Records:
○ ○ ○ ○ ○ ○ ○
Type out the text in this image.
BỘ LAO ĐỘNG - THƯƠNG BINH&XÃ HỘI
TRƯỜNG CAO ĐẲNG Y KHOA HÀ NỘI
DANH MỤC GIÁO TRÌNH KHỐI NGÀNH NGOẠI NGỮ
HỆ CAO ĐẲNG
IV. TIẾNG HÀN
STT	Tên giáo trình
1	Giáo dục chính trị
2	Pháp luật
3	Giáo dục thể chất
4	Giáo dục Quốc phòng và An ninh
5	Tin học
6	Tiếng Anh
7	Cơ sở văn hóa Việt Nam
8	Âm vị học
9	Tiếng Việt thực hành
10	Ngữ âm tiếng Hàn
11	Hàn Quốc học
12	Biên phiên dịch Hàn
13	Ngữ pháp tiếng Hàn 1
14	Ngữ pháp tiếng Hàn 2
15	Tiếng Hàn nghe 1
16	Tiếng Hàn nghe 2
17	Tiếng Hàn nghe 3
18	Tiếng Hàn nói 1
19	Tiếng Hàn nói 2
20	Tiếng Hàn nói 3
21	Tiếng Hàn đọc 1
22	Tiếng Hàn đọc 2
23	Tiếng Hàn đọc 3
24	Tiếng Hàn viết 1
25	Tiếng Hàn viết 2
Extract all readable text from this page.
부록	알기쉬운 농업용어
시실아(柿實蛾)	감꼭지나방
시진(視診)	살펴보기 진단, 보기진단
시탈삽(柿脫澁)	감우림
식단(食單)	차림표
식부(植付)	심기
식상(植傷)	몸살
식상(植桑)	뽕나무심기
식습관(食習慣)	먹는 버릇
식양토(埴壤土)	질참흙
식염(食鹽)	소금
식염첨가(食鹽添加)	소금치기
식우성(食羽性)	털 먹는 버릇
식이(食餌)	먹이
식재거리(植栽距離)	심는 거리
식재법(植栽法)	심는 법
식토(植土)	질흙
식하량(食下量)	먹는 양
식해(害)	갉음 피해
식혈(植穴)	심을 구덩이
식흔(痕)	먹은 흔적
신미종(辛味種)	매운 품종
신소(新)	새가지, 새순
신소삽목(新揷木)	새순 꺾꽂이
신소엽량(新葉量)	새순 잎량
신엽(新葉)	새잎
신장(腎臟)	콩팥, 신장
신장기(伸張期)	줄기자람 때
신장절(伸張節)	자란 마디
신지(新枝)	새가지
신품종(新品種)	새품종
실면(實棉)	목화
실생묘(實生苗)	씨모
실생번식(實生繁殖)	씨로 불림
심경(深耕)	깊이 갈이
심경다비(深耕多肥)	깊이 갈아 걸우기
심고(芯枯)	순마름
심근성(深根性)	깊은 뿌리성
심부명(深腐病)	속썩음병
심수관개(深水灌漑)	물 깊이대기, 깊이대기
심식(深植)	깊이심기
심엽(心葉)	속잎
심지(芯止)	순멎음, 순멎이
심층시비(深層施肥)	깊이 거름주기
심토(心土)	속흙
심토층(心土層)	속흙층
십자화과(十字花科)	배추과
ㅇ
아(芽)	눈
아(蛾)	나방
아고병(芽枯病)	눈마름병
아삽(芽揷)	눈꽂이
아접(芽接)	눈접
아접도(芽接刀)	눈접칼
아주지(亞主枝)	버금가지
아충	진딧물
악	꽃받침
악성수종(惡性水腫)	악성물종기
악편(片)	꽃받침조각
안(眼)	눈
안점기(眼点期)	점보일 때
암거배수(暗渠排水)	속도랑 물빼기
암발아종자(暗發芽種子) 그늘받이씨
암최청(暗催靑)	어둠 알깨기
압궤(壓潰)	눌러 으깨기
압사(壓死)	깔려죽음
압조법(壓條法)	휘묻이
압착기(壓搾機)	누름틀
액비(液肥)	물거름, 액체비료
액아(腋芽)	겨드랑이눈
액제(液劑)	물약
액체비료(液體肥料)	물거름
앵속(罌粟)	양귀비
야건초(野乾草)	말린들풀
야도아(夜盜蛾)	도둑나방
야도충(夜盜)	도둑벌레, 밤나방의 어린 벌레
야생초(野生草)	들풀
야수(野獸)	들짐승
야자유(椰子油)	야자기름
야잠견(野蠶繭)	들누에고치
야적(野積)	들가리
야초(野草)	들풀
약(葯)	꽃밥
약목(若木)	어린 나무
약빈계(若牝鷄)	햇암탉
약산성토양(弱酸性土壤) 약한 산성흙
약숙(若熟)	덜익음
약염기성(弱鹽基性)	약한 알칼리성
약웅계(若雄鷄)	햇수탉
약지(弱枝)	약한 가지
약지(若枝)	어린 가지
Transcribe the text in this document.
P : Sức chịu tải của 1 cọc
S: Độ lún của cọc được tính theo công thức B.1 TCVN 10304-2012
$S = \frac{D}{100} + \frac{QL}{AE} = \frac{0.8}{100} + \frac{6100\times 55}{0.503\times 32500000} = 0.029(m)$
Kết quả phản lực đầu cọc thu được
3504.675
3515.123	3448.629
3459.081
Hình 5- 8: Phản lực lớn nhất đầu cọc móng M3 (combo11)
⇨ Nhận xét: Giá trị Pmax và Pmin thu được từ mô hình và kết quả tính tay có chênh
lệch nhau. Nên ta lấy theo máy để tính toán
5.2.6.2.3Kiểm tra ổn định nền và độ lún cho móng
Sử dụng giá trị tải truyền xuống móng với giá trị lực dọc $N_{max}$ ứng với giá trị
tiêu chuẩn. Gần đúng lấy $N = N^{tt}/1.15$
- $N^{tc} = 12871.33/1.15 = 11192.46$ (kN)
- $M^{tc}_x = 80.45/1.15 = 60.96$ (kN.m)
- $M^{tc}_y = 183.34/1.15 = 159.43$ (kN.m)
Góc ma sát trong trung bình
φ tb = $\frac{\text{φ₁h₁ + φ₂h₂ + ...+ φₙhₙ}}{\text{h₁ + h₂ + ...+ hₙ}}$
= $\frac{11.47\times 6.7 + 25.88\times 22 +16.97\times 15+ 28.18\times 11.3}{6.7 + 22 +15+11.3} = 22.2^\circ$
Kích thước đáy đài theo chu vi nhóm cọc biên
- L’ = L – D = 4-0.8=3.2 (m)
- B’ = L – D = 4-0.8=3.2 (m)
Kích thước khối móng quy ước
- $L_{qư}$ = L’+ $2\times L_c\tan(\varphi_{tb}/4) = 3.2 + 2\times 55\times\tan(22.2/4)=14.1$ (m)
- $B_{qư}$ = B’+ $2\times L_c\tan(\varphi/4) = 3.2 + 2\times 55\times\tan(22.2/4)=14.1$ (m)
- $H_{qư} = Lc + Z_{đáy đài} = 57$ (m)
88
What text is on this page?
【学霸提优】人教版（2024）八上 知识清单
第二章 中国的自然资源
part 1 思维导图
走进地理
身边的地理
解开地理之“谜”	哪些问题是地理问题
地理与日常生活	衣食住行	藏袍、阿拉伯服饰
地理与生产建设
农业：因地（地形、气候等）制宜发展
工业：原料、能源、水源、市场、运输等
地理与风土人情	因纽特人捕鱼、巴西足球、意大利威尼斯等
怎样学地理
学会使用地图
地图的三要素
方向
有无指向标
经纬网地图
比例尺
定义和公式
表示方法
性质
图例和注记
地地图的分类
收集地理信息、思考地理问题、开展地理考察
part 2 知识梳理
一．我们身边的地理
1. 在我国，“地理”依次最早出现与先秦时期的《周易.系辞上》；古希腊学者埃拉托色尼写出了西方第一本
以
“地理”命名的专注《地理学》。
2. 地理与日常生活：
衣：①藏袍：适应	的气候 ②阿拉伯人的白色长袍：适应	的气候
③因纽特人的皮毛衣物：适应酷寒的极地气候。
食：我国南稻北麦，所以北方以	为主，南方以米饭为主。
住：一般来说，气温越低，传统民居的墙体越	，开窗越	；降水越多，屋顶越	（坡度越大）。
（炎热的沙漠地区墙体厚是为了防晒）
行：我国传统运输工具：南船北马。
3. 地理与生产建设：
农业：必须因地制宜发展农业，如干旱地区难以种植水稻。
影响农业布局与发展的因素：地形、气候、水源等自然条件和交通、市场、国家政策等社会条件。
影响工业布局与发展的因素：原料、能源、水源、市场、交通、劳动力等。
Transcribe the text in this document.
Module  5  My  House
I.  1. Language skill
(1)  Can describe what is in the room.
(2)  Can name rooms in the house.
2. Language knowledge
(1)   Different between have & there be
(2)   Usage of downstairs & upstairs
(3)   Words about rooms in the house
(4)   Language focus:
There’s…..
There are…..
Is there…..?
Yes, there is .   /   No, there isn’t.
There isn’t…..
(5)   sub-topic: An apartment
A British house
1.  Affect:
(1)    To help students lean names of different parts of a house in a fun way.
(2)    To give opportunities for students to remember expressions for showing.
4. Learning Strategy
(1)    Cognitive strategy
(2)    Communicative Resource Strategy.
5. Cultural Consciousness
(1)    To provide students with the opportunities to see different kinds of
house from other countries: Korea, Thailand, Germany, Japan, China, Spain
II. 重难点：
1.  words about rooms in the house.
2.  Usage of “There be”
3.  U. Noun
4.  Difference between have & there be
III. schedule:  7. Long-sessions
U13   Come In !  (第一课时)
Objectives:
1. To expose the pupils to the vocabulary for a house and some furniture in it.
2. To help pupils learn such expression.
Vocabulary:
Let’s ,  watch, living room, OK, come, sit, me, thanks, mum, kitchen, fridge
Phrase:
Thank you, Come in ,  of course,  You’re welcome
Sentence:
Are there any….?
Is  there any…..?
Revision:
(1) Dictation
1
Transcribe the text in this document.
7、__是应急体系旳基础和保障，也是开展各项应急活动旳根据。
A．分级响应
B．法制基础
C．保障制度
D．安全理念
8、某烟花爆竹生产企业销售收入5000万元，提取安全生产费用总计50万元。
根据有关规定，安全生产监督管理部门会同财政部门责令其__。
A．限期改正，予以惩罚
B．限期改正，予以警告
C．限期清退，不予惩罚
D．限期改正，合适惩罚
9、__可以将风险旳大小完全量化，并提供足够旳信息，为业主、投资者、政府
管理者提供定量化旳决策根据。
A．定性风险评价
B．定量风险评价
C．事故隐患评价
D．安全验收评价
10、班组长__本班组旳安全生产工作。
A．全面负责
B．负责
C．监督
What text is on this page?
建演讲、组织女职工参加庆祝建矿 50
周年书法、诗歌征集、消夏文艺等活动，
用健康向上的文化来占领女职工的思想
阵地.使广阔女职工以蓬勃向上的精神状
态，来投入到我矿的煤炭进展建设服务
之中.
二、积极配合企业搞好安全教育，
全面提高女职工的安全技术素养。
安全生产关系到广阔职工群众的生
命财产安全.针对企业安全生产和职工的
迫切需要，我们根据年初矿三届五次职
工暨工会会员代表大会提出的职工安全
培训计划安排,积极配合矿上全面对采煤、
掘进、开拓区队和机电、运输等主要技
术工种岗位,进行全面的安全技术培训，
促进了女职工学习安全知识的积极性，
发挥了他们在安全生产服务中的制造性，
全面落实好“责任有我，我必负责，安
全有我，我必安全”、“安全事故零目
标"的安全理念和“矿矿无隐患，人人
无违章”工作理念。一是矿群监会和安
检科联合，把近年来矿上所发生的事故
○ ○ ○ ○ ○ ○ ○
#### [SET TASK]
Gather up every line in the data above that contains the word "pupils", copying each one.

#### [ANSWER TO THIS TASK]
1. To expose the pupils to the vocabulary for a house and some furniture in it.
2. To help pupils learn such expression.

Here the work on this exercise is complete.